## BEGIN Raw data

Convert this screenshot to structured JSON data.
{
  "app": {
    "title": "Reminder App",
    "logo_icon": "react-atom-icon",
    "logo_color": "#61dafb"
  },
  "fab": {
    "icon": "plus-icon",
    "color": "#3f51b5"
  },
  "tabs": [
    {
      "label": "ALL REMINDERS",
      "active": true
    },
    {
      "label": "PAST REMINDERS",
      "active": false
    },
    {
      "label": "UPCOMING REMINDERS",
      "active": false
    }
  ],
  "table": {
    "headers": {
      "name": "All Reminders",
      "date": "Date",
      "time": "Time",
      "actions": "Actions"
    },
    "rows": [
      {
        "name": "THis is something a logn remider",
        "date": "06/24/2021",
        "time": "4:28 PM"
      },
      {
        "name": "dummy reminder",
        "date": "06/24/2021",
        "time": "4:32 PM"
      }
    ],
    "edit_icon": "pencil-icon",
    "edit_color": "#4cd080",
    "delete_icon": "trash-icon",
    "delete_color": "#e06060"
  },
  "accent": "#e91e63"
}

## END Raw data

- [Challenge]: Print all the data exactly.

- [Exercise answer]:
Convert this screenshot to structured JSON data.
{
  "app": {
    "title": "Reminder App",
    "logo_icon": "react-atom-icon",
    "logo_color": "#61dafb"
  },
  "fab": {
    "icon": "plus-icon",
    "color": "#3f51b5"
  },
  "tabs": [
    {
      "label": "ALL REMINDERS",
      "active": true
    },
    {
      "label": "PAST REMINDERS",
      "active": false
    },
    {
      "label": "UPCOMING REMINDERS",
      "active": false
    }
  ],
  "table": {
    "headers": {
      "name": "All Reminders",
      "date": "Date",
      "time": "Time",
      "actions": "Actions"
    },
    "rows": [
      {
        "name": "THis is something a logn remider",
        "date": "06/24/2021",
        "time": "4:28 PM"
      },
      {
        "name": "dummy reminder",
        "date": "06/24/2021",
        "time": "4:32 PM"
      }
    ],
    "edit_icon": "pencil-icon",
    "edit_color": "#4cd080",
    "delete_icon": "trash-icon",
    "delete_color": "#e06060"
  },
  "accent": "#e91e63"
}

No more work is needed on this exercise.